Challenge → Transcribe every line exactly and omit anything that is a picture.
=== Extracted data ===
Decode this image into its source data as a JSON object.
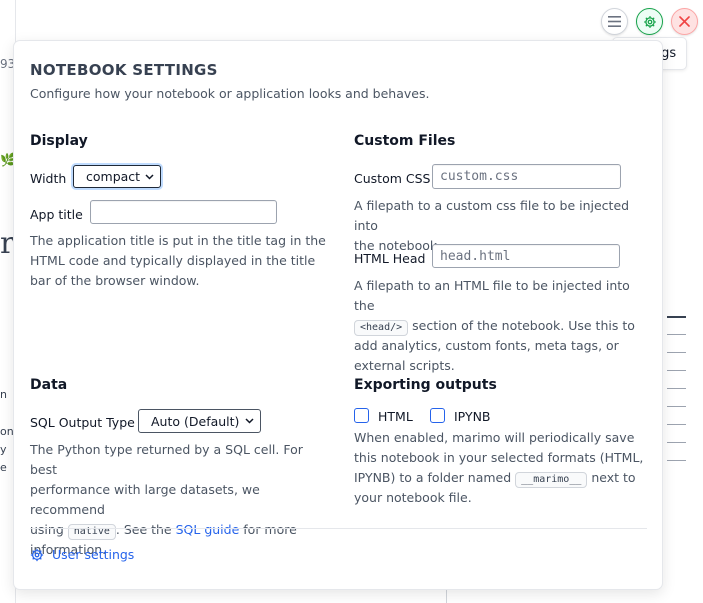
{
  "toolbar": {
    "menu_icon": "hamburger-menu-icon",
    "settings_icon": "gear-icon",
    "close_icon": "close-icon",
    "settings_tooltip": "Settings"
  },
  "background": {
    "fragment_number": "93",
    "fragment_letter": "r",
    "fragment_lines": [
      "n",
      "on",
      "y",
      "e"
    ]
  },
  "panel": {
    "title": "NOTEBOOK SETTINGS",
    "subtitle": "Configure how your notebook or application looks and behaves.",
    "display": {
      "heading": "Display",
      "width_label": "Width",
      "width_value": "compact",
      "app_title_label": "App title",
      "app_title_value": "",
      "description": "The application title is put in the title tag in the HTML code and typically displayed in the title bar of the browser window.",
      "desc_line1": "The application title is put in the title tag in the",
      "desc_line2": "HTML code and typically displayed in the title",
      "desc_line3": "bar of the browser window."
    },
    "custom_files": {
      "heading": "Custom Files",
      "css_label": "Custom CSS",
      "css_placeholder": "custom.css",
      "css_desc_line1": "A filepath to a custom css file to be injected into",
      "css_desc_line2": "the notebook.",
      "head_label": "HTML Head",
      "head_placeholder": "head.html",
      "head_desc_line1": "A filepath to an HTML file to be injected into the",
      "head_code": "<head/>",
      "head_desc_line2_rest": "section of the notebook. Use this to",
      "head_desc_line3": "add analytics, custom fonts, meta tags, or",
      "head_desc_line4": "external scripts."
    },
    "data": {
      "heading": "Data",
      "sql_label": "SQL Output Type",
      "sql_value": "Auto (Default)",
      "desc_line1": "The Python type returned by a SQL cell. For best",
      "desc_line2": "performance with large datasets, we recommend",
      "desc_line3_a": "using",
      "code_native": "native",
      "desc_line3_b": ". See the",
      "sql_guide_link": "SQL guide",
      "desc_line3_c": "for more",
      "desc_line4": "information."
    },
    "exporting": {
      "heading": "Exporting outputs",
      "html_label": "HTML",
      "html_checked": false,
      "ipynb_label": "IPYNB",
      "ipynb_checked": false,
      "desc_line1": "When enabled, marimo will periodically save",
      "desc_line2": "this notebook in your selected formats (HTML,",
      "desc_line3_a": "IPYNB) to a folder named",
      "code_marimo": "__marimo__",
      "desc_line3_b": "next to",
      "desc_line4": "your notebook file."
    },
    "footer": {
      "user_settings_label": "User settings",
      "user_settings_icon": "gear-icon"
    }
  },
  "colors": {
    "accent_blue": "#2563eb",
    "settings_green": "#16a34a",
    "close_red": "#ef4444"
  }
}
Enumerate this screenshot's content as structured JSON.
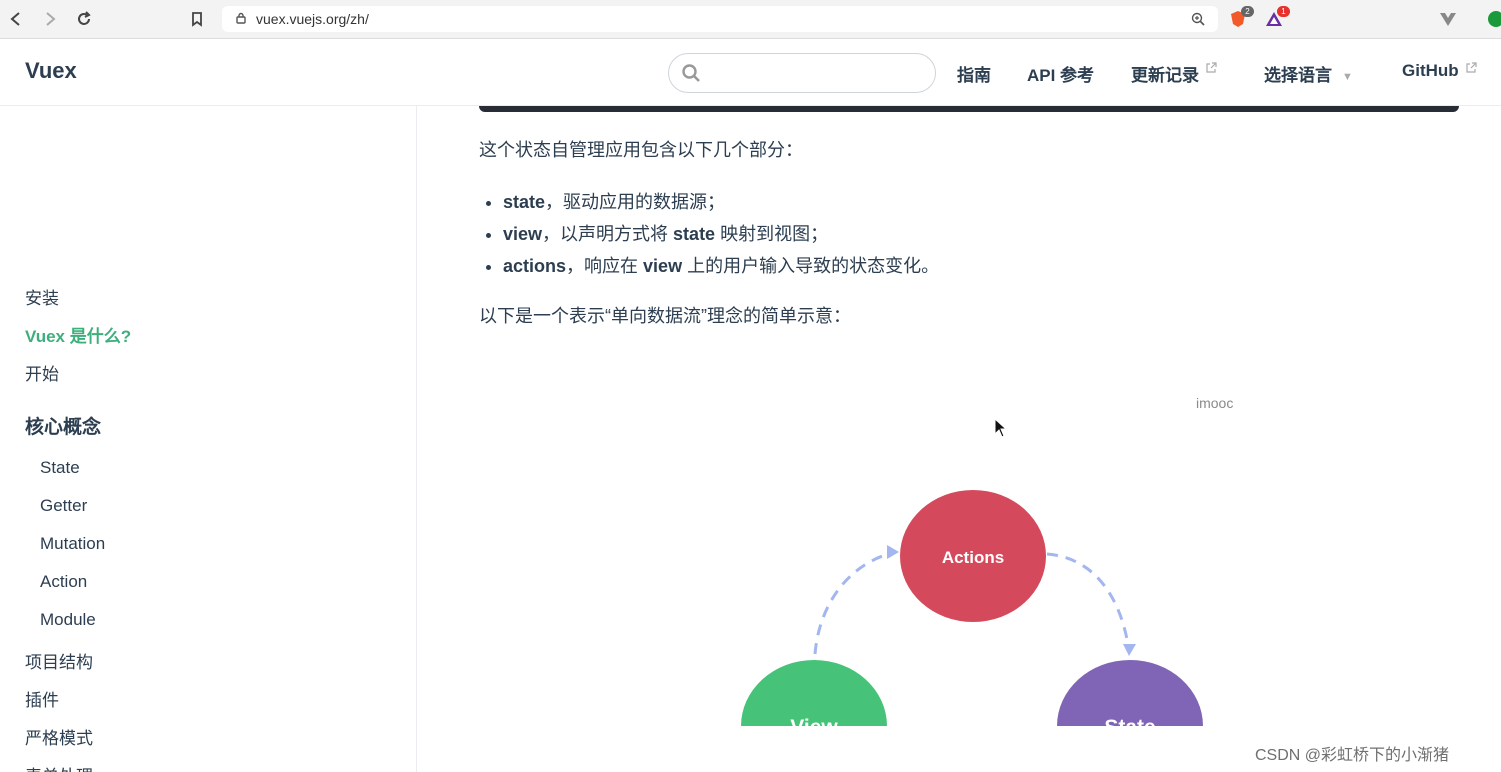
===
Right answer →
Decode this image into its source data as a JSON object.
{
  "toolbar": {
    "menu_icon": "hamburger-menu-icon",
    "settings_icon": "gear-icon",
    "close_icon": "close-icon",
    "settings_tooltip": "Settings"
  },
  "background": {
    "fragment_number": "93",
    "fragment_letter": "r",
    "fragment_lines": [
      "n",
      "on",
      "y",
      "e"
    ]
  },
  "panel": {
    "title": "NOTEBOOK SETTINGS",
    "subtitle": "Configure how your notebook or application looks and behaves.",
    "display": {
      "heading": "Display",
      "width_label": "Width",
      "width_value": "compact",
      "app_title_label": "App title",
      "app_title_value": "",
      "description": "The application title is put in the title tag in the HTML code and typically displayed in the title bar of the browser window.",
      "desc_line1": "The application title is put in the title tag in the",
      "desc_line2": "HTML code and typically displayed in the title",
      "desc_line3": "bar of the browser window."
    },
    "custom_files": {
      "heading": "Custom Files",
      "css_label": "Custom CSS",
      "css_placeholder": "custom.css",
      "css_desc_line1": "A filepath to a custom css file to be injected into",
      "css_desc_line2": "the notebook.",
      "head_label": "HTML Head",
      "head_placeholder": "head.html",
      "head_desc_line1": "A filepath to an HTML file to be injected into the",
      "head_code": "<head/>",
      "head_desc_line2_rest": "section of the notebook. Use this to",
      "head_desc_line3": "add analytics, custom fonts, meta tags, or",
      "head_desc_line4": "external scripts."
    },
    "data": {
      "heading": "Data",
      "sql_label": "SQL Output Type",
      "sql_value": "Auto (Default)",
      "desc_line1": "The Python type returned by a SQL cell. For best",
      "desc_line2": "performance with large datasets, we recommend",
      "desc_line3_a": "using",
      "code_native": "native",
      "desc_line3_b": ". See the",
      "sql_guide_link": "SQL guide",
      "desc_line3_c": "for more",
      "desc_line4": "information."
    },
    "exporting": {
      "heading": "Exporting outputs",
      "html_label": "HTML",
      "html_checked": false,
      "ipynb_label": "IPYNB",
      "ipynb_checked": false,
      "desc_line1": "When enabled, marimo will periodically save",
      "desc_line2": "this notebook in your selected formats (HTML,",
      "desc_line3_a": "IPYNB) to a folder named",
      "code_marimo": "__marimo__",
      "desc_line3_b": "next to",
      "desc_line4": "your notebook file."
    },
    "footer": {
      "user_settings_label": "User settings",
      "user_settings_icon": "gear-icon"
    }
  },
  "colors": {
    "accent_blue": "#2563eb",
    "settings_green": "#16a34a",
    "close_red": "#ef4444"
  }
}
Enumerate this screenshot's content as structured JSON.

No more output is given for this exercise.